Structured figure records

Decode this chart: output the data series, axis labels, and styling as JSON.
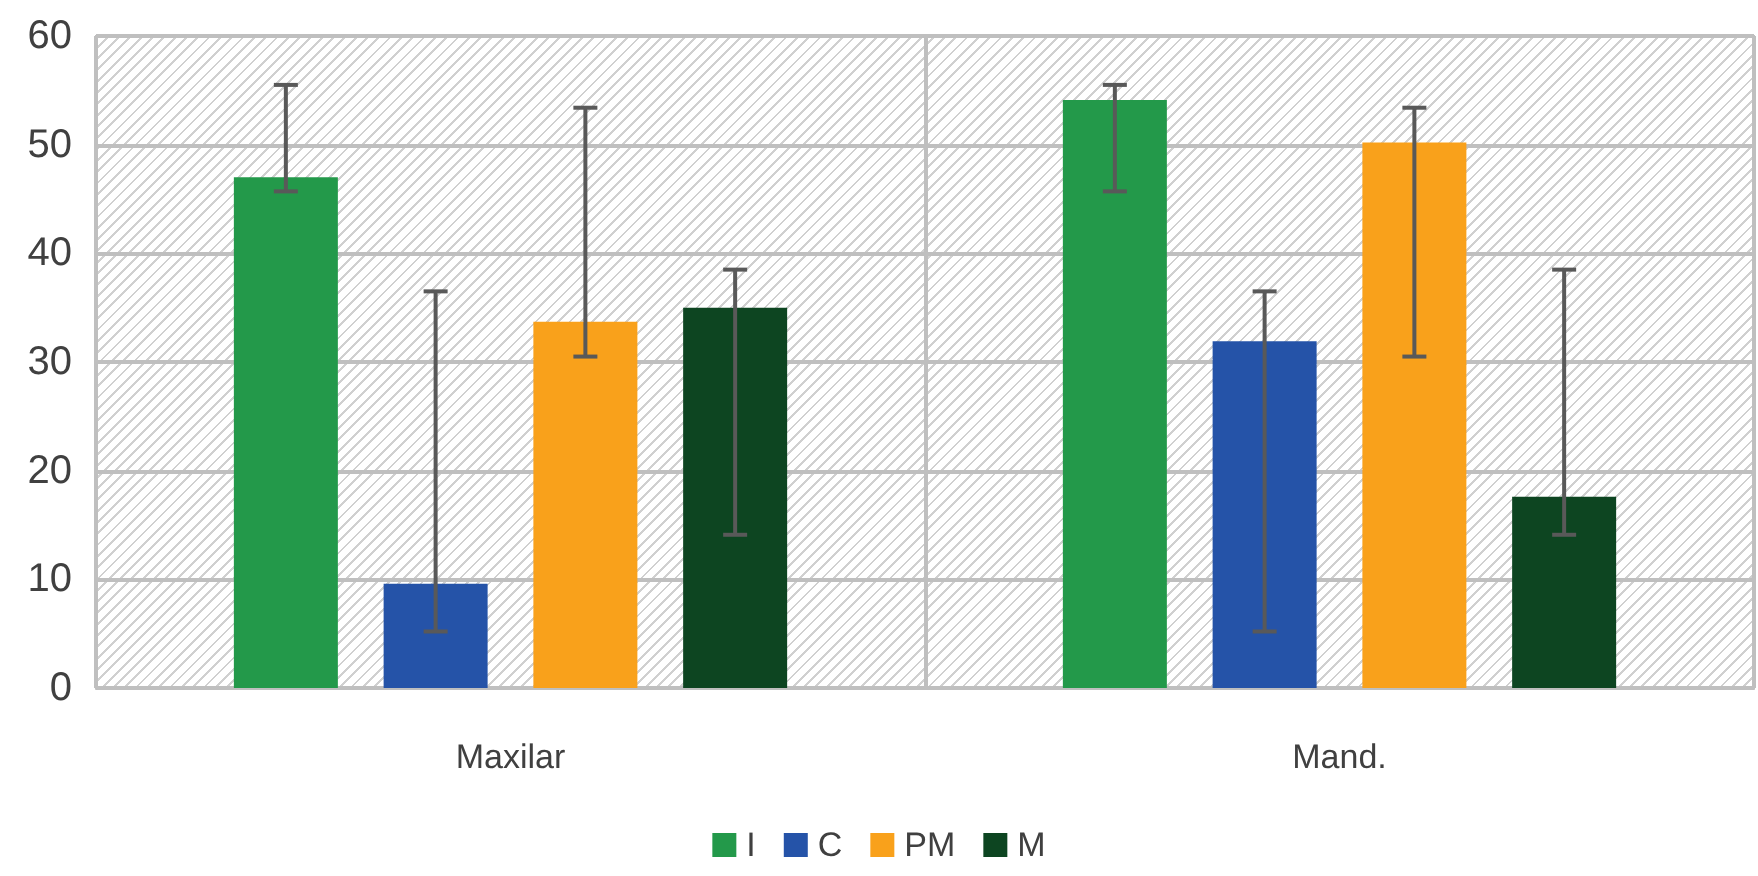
{
  "chart_data": {
    "type": "bar",
    "categories": [
      "Maxilar",
      "Mand."
    ],
    "series": [
      {
        "name": "I",
        "color": "#23994a",
        "values": [
          47.0,
          54.1
        ],
        "errors": [
          [
            45.7,
            55.5
          ],
          [
            45.7,
            55.5
          ]
        ]
      },
      {
        "name": "C",
        "color": "#2553a8",
        "values": [
          9.6,
          31.9
        ],
        "errors": [
          [
            5.2,
            36.5
          ],
          [
            5.2,
            36.5
          ]
        ]
      },
      {
        "name": "PM",
        "color": "#f9a11b",
        "values": [
          33.7,
          50.2
        ],
        "errors": [
          [
            30.5,
            53.4
          ],
          [
            30.5,
            53.4
          ]
        ]
      },
      {
        "name": "M",
        "color": "#0d4521",
        "values": [
          35.0,
          17.6
        ],
        "errors": [
          [
            14.1,
            38.5
          ],
          [
            14.1,
            38.5
          ]
        ]
      }
    ],
    "ylim": [
      0,
      60
    ],
    "yticks": [
      0,
      10,
      20,
      30,
      40,
      50,
      60
    ],
    "grid": true,
    "legend": "bottom"
  }
}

Your goal:
Your copy of the data above should match it exactly, except that pictures are left out.

Answer to this exercise:
Decode this chart: output the data series, axis labels, and styling as JSON.
{
  "chart_data": {
    "type": "bar",
    "categories": [
      "Maxilar",
      "Mand."
    ],
    "series": [
      {
        "name": "I",
        "color": "#23994a",
        "values": [
          47.0,
          54.1
        ],
        "errors": [
          [
            45.7,
            55.5
          ],
          [
            45.7,
            55.5
          ]
        ]
      },
      {
        "name": "C",
        "color": "#2553a8",
        "values": [
          9.6,
          31.9
        ],
        "errors": [
          [
            5.2,
            36.5
          ],
          [
            5.2,
            36.5
          ]
        ]
      },
      {
        "name": "PM",
        "color": "#f9a11b",
        "values": [
          33.7,
          50.2
        ],
        "errors": [
          [
            30.5,
            53.4
          ],
          [
            30.5,
            53.4
          ]
        ]
      },
      {
        "name": "M",
        "color": "#0d4521",
        "values": [
          35.0,
          17.6
        ],
        "errors": [
          [
            14.1,
            38.5
          ],
          [
            14.1,
            38.5
          ]
        ]
      }
    ],
    "ylim": [
      0,
      60
    ],
    "yticks": [
      0,
      10,
      20,
      30,
      40,
      50,
      60
    ],
    "grid": true,
    "legend": "bottom"
  }
}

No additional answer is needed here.